**EXERCISE BRIEF**. Make an exact copy of all the entries below, with the pictures left out.

+++++

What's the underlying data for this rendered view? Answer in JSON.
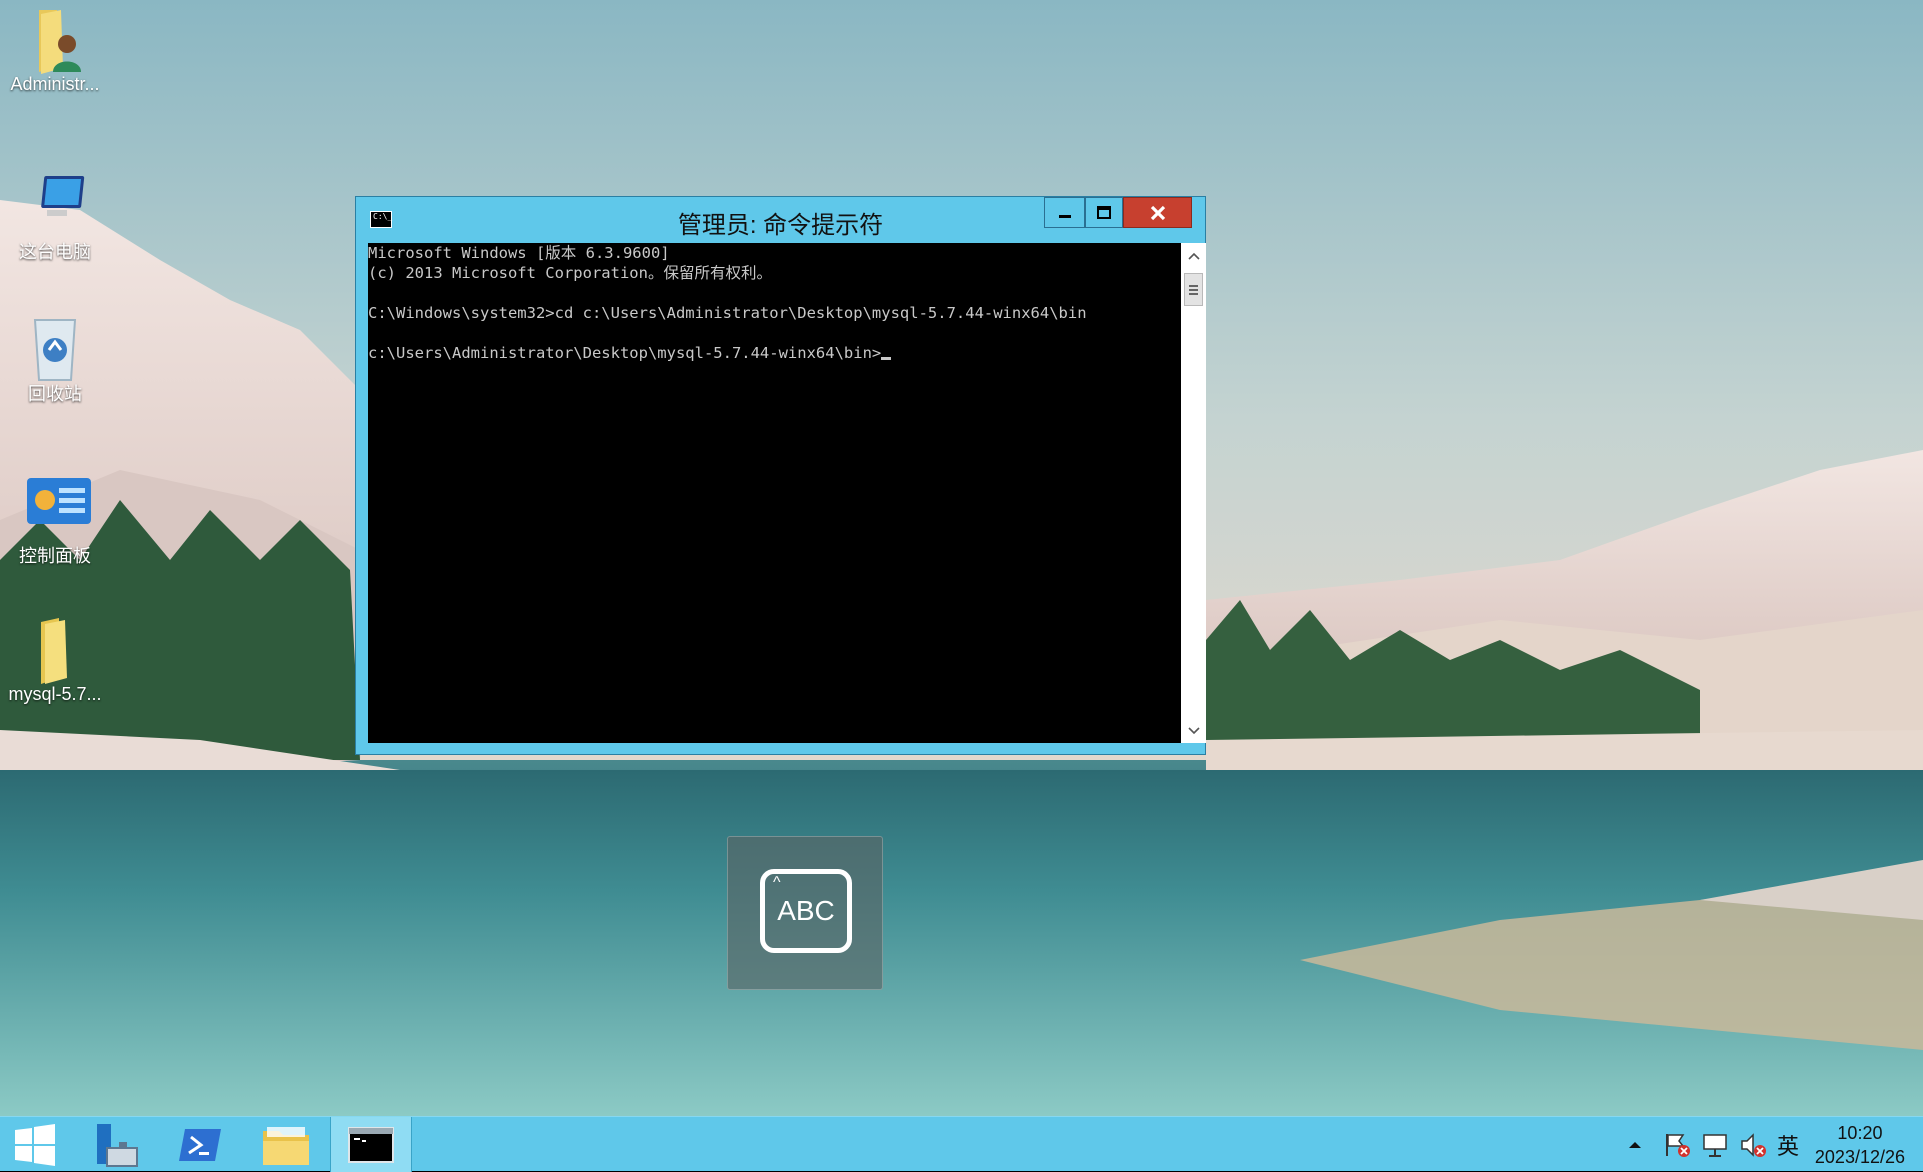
{
  "desktop": {
    "icons": [
      {
        "label": "Administr..."
      },
      {
        "label": "这台电脑"
      },
      {
        "label": "回收站"
      },
      {
        "label": "控制面板"
      },
      {
        "label": "mysql-5.7..."
      }
    ]
  },
  "cmd_window": {
    "title": "管理员: 命令提示符",
    "sys_icon_text": "C:\\_",
    "lines": [
      "Microsoft Windows [版本 6.3.9600]",
      "(c) 2013 Microsoft Corporation。保留所有权利。",
      "",
      "C:\\Windows\\system32>cd c:\\Users\\Administrator\\Desktop\\mysql-5.7.44-winx64\\bin",
      "",
      "c:\\Users\\Administrator\\Desktop\\mysql-5.7.44-winx64\\bin>"
    ]
  },
  "ime": {
    "label": "ABC"
  },
  "taskbar": {
    "apps": [
      "start-icon",
      "server-manager-icon",
      "powershell-icon",
      "file-explorer-icon",
      "command-prompt-icon"
    ],
    "tray": {
      "input_language": "英",
      "time": "10:20",
      "date": "2023/12/26"
    }
  },
  "colors": {
    "chrome": "#5fc8ea",
    "close": "#c7402f",
    "console_bg": "#000000",
    "console_fg": "#c8c8c8"
  }
}
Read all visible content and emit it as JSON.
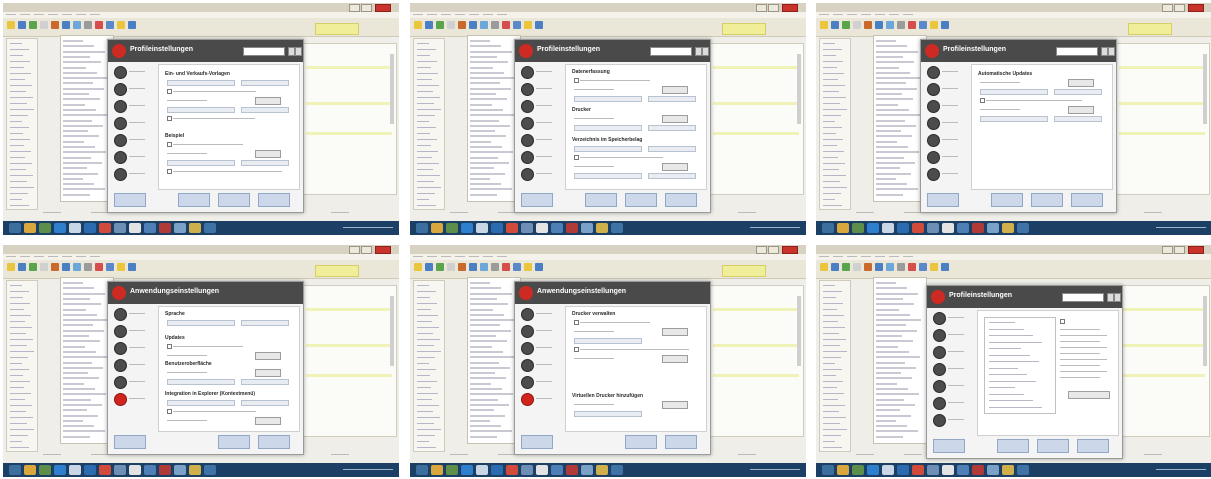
{
  "tiles": [
    {
      "dialog_title": "Profileinstellungen",
      "section1": "Ein- und Verkaufs-Vorlagen",
      "section2": "Beispiel"
    },
    {
      "dialog_title": "Profileinstellungen",
      "section1": "Datenerfassung",
      "section2": "Drucker",
      "section3": "Verzeichnis im Speicherbelag"
    },
    {
      "dialog_title": "Profileinstellungen",
      "section1": "Automatische Updates"
    },
    {
      "dialog_title": "Anwendungseinstellungen",
      "section1": "Sprache",
      "section2": "Updates",
      "section3": "Benutzeroberfläche",
      "section4": "Integration in Explorer (Kontextmenü)"
    },
    {
      "dialog_title": "Anwendungseinstellungen",
      "section1": "Drucker verwalten",
      "section2": "Virtuellen Drucker hinzufügen"
    },
    {
      "dialog_title": "Profileinstellungen"
    }
  ],
  "colors": {
    "desktop": "#efeee8",
    "dialog_header": "#4a4a4a",
    "accent_red": "#cc2a22",
    "taskbar": "#1c3f66",
    "highlight_yellow": "#f1ee9a"
  },
  "icons": [
    "app-logo-icon",
    "nav-circle-icon",
    "close-icon",
    "taskbar-app-icon"
  ]
}
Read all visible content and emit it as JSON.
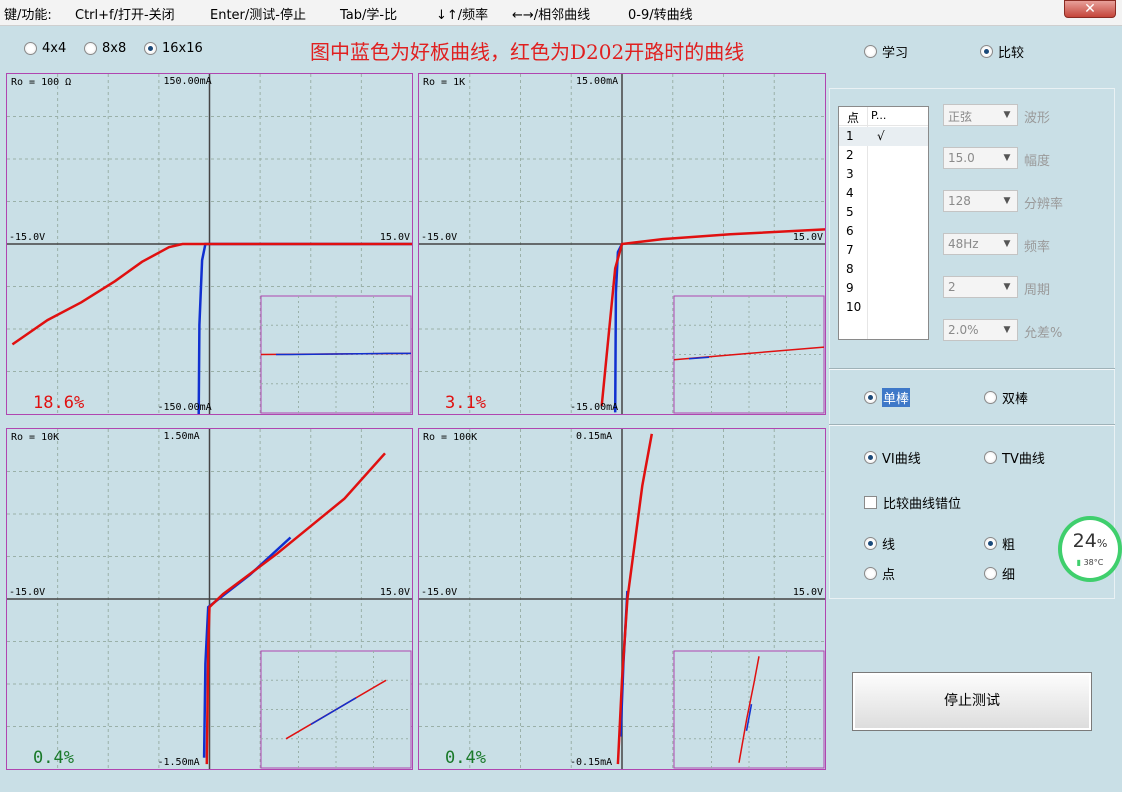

+++++

**EXPECTED OUTPUT**.
What's the underlying data for this rendered view? Answer in JSON.
{
  "desktop": {
    "icons": [
      {
        "label": "Administr..."
      },
      {
        "label": "这台电脑"
      },
      {
        "label": "回收站"
      },
      {
        "label": "控制面板"
      },
      {
        "label": "mysql-5.7..."
      }
    ]
  },
  "cmd_window": {
    "title": "管理员: 命令提示符",
    "sys_icon_text": "C:\\_",
    "lines": [
      "Microsoft Windows [版本 6.3.9600]",
      "(c) 2013 Microsoft Corporation。保留所有权利。",
      "",
      "C:\\Windows\\system32>cd c:\\Users\\Administrator\\Desktop\\mysql-5.7.44-winx64\\bin",
      "",
      "c:\\Users\\Administrator\\Desktop\\mysql-5.7.44-winx64\\bin>"
    ]
  },
  "ime": {
    "label": "ABC"
  },
  "taskbar": {
    "apps": [
      "start-icon",
      "server-manager-icon",
      "powershell-icon",
      "file-explorer-icon",
      "command-prompt-icon"
    ],
    "tray": {
      "input_language": "英",
      "time": "10:20",
      "date": "2023/12/26"
    }
  },
  "colors": {
    "chrome": "#5fc8ea",
    "close": "#c7402f",
    "console_bg": "#000000",
    "console_fg": "#c8c8c8"
  }
}
Read all visible content and emit it as JSON.
{
  "tiles": [
    {
      "dialog_title": "Profileinstellungen",
      "section1": "Ein- und Verkaufs-Vorlagen",
      "section2": "Beispiel"
    },
    {
      "dialog_title": "Profileinstellungen",
      "section1": "Datenerfassung",
      "section2": "Drucker",
      "section3": "Verzeichnis im Speicherbelag"
    },
    {
      "dialog_title": "Profileinstellungen",
      "section1": "Automatische Updates"
    },
    {
      "dialog_title": "Anwendungseinstellungen",
      "section1": "Sprache",
      "section2": "Updates",
      "section3": "Benutzeroberfläche",
      "section4": "Integration in Explorer (Kontextmenü)"
    },
    {
      "dialog_title": "Anwendungseinstellungen",
      "section1": "Drucker verwalten",
      "section2": "Virtuellen Drucker hinzufügen"
    },
    {
      "dialog_title": "Profileinstellungen"
    }
  ],
  "colors": {
    "desktop": "#efeee8",
    "dialog_header": "#4a4a4a",
    "accent_red": "#cc2a22",
    "taskbar": "#1c3f66",
    "highlight_yellow": "#f1ee9a"
  },
  "icons": [
    "app-logo-icon",
    "nav-circle-icon",
    "close-icon",
    "taskbar-app-icon"
  ]
}
Read all visible content and emit it as JSON.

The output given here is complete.